Reproduce each line that includes the word "subtitle".

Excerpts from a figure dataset
☆ ☆ ☆
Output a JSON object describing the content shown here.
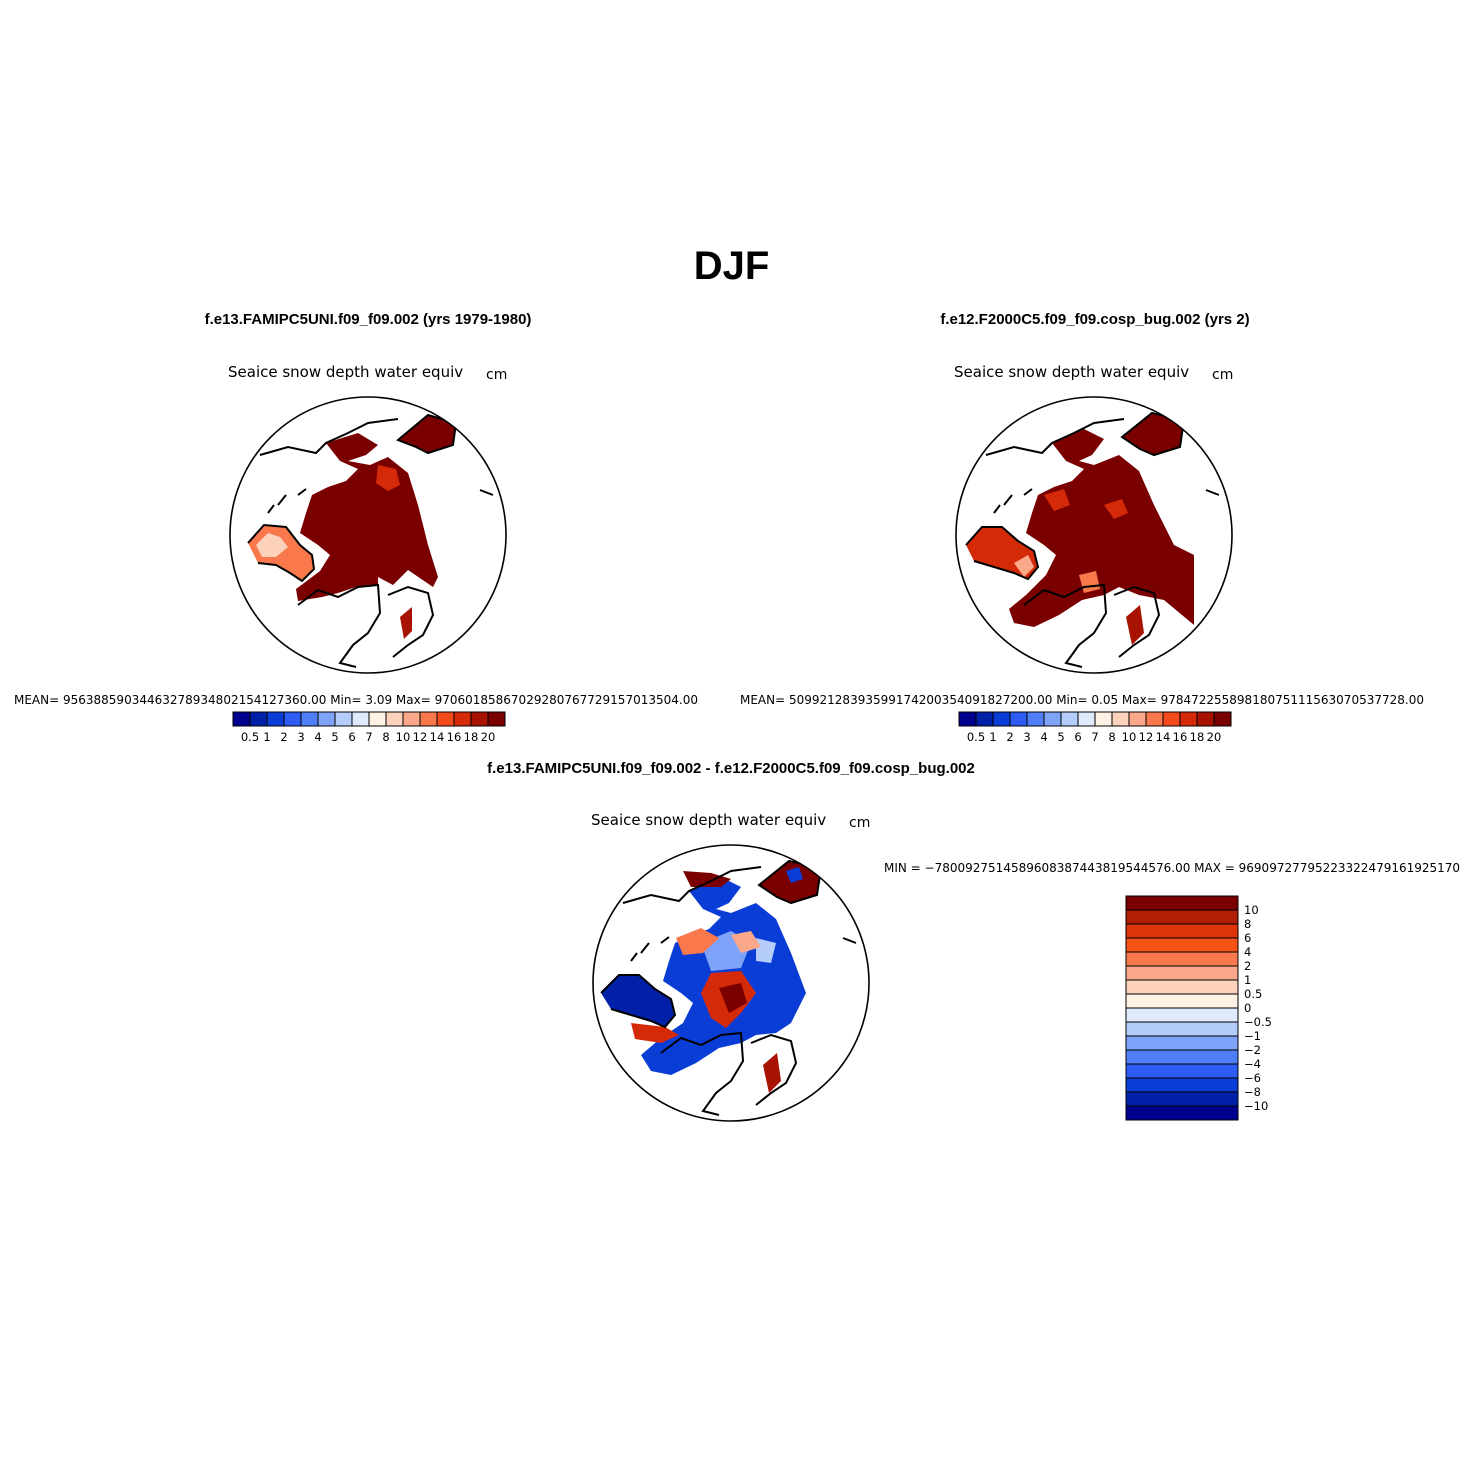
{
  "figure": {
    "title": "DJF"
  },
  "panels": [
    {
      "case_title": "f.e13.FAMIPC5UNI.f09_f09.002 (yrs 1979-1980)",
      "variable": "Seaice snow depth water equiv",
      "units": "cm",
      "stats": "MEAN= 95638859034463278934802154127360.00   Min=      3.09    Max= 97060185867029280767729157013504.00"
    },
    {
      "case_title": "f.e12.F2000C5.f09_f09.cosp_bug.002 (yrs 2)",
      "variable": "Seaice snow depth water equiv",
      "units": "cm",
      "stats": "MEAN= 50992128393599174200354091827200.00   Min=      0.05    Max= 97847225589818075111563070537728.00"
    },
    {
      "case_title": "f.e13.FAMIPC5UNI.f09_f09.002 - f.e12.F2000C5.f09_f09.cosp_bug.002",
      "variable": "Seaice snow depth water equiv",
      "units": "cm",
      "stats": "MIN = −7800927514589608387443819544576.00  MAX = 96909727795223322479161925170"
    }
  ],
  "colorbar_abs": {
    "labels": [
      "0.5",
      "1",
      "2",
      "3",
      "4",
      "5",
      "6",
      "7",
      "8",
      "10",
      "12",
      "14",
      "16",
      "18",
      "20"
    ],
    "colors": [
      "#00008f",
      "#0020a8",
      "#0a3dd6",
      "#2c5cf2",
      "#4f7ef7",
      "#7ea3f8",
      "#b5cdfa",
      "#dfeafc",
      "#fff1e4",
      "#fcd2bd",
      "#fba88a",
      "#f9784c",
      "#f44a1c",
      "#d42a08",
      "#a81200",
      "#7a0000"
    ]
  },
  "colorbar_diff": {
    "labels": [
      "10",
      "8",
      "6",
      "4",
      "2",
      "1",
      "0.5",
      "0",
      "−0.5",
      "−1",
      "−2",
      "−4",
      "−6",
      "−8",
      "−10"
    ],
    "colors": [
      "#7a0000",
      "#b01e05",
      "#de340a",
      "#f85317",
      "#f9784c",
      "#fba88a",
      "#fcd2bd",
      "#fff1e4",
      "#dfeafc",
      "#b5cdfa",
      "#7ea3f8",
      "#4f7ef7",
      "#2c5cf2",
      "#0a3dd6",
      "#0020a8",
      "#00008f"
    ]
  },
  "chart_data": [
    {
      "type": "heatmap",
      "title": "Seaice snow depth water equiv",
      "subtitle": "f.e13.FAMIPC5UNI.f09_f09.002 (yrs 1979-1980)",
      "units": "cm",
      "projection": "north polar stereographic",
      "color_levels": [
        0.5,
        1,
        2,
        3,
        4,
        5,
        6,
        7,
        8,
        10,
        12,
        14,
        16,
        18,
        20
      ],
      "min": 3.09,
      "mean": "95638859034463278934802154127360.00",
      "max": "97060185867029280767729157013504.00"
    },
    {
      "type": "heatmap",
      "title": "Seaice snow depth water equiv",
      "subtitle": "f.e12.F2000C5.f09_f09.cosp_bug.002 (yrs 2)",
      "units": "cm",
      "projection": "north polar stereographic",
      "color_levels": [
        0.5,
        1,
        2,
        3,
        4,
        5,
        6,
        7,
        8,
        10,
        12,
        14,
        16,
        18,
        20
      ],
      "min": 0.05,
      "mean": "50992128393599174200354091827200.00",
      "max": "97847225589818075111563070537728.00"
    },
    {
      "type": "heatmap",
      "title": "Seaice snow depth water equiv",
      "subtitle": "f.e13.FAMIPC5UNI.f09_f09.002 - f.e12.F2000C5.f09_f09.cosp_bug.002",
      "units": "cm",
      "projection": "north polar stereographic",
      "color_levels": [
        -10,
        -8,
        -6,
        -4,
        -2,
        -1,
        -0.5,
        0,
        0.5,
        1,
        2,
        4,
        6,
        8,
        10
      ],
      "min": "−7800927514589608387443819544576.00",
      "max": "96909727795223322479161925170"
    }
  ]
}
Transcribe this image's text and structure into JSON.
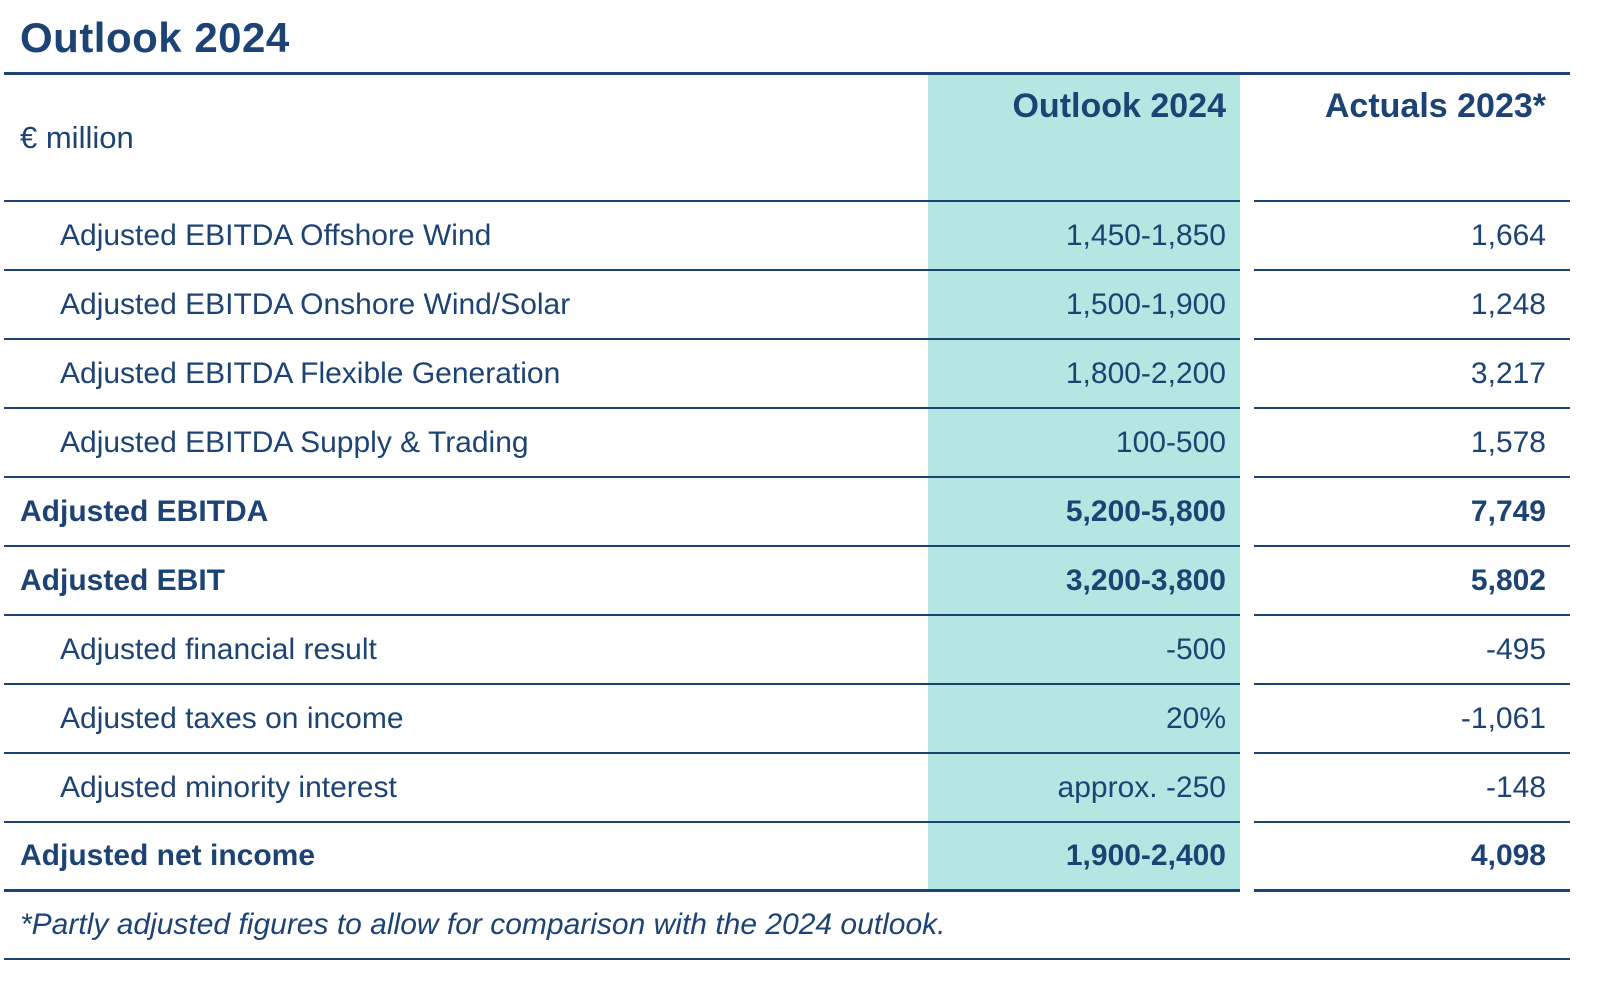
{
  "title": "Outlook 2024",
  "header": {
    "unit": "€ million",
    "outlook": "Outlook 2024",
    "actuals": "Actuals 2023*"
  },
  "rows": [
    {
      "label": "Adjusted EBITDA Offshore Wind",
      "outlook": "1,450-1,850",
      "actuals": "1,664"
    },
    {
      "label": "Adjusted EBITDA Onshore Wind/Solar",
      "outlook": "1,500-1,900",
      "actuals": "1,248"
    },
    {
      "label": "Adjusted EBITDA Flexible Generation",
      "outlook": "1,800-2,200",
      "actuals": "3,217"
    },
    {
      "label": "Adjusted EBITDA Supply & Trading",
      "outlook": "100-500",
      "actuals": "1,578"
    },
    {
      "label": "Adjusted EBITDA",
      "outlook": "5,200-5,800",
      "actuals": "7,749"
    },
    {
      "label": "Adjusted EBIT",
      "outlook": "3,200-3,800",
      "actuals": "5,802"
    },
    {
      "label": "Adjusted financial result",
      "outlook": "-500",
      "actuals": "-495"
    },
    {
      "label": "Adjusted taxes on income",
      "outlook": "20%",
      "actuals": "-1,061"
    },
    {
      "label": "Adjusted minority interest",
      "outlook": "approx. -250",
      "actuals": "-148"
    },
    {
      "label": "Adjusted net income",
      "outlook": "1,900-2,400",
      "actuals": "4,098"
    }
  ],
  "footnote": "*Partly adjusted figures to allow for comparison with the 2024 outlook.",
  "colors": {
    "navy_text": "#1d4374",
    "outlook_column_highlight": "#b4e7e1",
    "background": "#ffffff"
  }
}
☆ ☆ ☆
> [EXERCISE RESULT]:
      "subtitle": "f.e13.FAMIPC5UNI.f09_f09.002 (yrs 1979-1980)",
      "subtitle": "f.e12.F2000C5.f09_f09.cosp_bug.002 (yrs 2)",
      "subtitle": "f.e13.FAMIPC5UNI.f09_f09.002 - f.e12.F2000C5.f09_f09.cosp_bug.002",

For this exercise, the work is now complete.